_EXERCISE DETAILS_:
Output only the span of lines that begins at the line containing "What data populates" and ends at the last line of the data, both included, exactly as they appear.

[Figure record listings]
= = =

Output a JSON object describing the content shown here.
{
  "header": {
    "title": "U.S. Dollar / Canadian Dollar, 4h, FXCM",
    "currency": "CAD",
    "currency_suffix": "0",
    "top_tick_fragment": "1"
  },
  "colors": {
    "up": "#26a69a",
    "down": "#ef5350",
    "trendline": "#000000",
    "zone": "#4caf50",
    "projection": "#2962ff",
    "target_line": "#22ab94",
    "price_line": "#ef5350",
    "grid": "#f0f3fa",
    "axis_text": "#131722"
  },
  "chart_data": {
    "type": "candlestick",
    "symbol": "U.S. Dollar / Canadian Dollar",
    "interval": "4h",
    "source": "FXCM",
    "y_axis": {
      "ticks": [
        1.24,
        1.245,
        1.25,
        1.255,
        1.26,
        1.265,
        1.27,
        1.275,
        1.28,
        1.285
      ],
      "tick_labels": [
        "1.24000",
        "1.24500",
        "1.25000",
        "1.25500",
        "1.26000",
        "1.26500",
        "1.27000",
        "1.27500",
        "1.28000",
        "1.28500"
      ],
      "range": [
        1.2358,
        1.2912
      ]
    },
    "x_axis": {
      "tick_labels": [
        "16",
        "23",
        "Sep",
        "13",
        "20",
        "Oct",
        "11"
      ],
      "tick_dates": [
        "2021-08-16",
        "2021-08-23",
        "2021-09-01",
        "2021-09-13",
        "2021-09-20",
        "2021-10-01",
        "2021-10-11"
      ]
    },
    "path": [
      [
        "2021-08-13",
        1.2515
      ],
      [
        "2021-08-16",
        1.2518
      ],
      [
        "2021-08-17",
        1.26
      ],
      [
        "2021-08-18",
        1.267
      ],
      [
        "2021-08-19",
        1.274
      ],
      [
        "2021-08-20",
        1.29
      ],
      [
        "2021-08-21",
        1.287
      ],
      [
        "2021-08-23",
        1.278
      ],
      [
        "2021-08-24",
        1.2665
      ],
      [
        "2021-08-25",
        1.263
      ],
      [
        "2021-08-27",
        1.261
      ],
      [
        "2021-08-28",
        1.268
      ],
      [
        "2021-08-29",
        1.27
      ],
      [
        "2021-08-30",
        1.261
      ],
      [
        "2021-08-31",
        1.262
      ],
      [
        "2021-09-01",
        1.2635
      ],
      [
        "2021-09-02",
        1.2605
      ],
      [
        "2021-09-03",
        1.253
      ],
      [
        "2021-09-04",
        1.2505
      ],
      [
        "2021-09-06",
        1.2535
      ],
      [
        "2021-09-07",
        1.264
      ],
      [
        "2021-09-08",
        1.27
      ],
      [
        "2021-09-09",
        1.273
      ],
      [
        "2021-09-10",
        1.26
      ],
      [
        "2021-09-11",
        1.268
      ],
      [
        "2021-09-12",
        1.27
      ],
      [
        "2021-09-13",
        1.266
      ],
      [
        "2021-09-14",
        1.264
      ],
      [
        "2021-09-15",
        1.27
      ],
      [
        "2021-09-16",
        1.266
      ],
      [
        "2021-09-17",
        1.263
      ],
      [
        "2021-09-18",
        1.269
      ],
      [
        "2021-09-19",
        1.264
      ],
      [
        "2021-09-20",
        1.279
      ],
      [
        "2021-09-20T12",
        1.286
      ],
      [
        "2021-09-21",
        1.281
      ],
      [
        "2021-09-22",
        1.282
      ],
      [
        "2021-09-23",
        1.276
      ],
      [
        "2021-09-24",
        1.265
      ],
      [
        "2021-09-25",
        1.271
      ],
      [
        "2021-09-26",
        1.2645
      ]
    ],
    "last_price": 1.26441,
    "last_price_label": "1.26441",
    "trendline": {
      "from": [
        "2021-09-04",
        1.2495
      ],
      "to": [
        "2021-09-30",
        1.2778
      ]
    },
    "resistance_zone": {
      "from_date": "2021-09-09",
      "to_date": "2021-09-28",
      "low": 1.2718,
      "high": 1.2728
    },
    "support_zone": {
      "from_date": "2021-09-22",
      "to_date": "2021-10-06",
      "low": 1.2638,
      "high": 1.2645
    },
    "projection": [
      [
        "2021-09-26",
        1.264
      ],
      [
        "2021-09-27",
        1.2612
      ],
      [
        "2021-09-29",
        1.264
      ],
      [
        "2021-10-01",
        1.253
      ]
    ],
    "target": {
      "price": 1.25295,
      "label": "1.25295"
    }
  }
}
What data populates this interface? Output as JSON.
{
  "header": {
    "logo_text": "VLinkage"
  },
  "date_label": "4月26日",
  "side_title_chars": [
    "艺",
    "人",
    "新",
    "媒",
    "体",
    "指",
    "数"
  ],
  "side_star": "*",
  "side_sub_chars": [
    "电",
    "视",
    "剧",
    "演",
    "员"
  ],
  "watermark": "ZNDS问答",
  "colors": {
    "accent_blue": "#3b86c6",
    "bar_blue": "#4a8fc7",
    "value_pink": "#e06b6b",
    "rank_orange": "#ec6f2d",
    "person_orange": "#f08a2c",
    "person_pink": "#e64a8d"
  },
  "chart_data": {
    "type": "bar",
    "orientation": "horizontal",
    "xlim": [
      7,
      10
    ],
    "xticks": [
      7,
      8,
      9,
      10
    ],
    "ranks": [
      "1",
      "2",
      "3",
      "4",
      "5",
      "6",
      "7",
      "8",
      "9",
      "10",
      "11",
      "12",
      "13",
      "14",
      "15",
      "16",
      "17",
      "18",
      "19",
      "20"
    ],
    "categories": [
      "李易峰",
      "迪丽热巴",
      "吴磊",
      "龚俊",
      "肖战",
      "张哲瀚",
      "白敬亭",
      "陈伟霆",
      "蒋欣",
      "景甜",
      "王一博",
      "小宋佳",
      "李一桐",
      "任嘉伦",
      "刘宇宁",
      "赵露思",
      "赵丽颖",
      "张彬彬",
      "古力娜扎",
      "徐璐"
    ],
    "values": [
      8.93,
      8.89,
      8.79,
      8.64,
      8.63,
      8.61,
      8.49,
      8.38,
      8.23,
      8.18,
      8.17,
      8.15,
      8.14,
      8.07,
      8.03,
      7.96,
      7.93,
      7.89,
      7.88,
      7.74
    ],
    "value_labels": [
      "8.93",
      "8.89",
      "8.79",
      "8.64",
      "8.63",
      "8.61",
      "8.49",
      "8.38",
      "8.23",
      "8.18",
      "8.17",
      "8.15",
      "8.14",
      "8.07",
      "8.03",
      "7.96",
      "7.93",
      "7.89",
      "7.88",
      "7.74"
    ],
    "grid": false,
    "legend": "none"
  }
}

= = =

_COMPLETED EXERCISE_:
What data populates this interface? Output as JSON.
{
  "header": {
    "logo_text": "VLinkage"
  },
  "date_label": "4月26日",
  "side_title_chars": [
    "艺",
    "人",
    "新",
    "媒",
    "体",
    "指",
    "数"
  ],
  "side_star": "*",
  "side_sub_chars": [
    "电",
    "视",
    "剧",
    "演",
    "员"
  ],
  "watermark": "ZNDS问答",
  "colors": {
    "accent_blue": "#3b86c6",
    "bar_blue": "#4a8fc7",
    "value_pink": "#e06b6b",
    "rank_orange": "#ec6f2d",
    "person_orange": "#f08a2c",
    "person_pink": "#e64a8d"
  },
  "chart_data": {
    "type": "bar",
    "orientation": "horizontal",
    "xlim": [
      7,
      10
    ],
    "xticks": [
      7,
      8,
      9,
      10
    ],
    "ranks": [
      "1",
      "2",
      "3",
      "4",
      "5",
      "6",
      "7",
      "8",
      "9",
      "10",
      "11",
      "12",
      "13",
      "14",
      "15",
      "16",
      "17",
      "18",
      "19",
      "20"
    ],
    "categories": [
      "李易峰",
      "迪丽热巴",
      "吴磊",
      "龚俊",
      "肖战",
      "张哲瀚",
      "白敬亭",
      "陈伟霆",
      "蒋欣",
      "景甜",
      "王一博",
      "小宋佳",
      "李一桐",
      "任嘉伦",
      "刘宇宁",
      "赵露思",
      "赵丽颖",
      "张彬彬",
      "古力娜扎",
      "徐璐"
    ],
    "values": [
      8.93,
      8.89,
      8.79,
      8.64,
      8.63,
      8.61,
      8.49,
      8.38,
      8.23,
      8.18,
      8.17,
      8.15,
      8.14,
      8.07,
      8.03,
      7.96,
      7.93,
      7.89,
      7.88,
      7.74
    ],
    "value_labels": [
      "8.93",
      "8.89",
      "8.79",
      "8.64",
      "8.63",
      "8.61",
      "8.49",
      "8.38",
      "8.23",
      "8.18",
      "8.17",
      "8.15",
      "8.14",
      "8.07",
      "8.03",
      "7.96",
      "7.93",
      "7.89",
      "7.88",
      "7.74"
    ],
    "grid": false,
    "legend": "none"
  }
}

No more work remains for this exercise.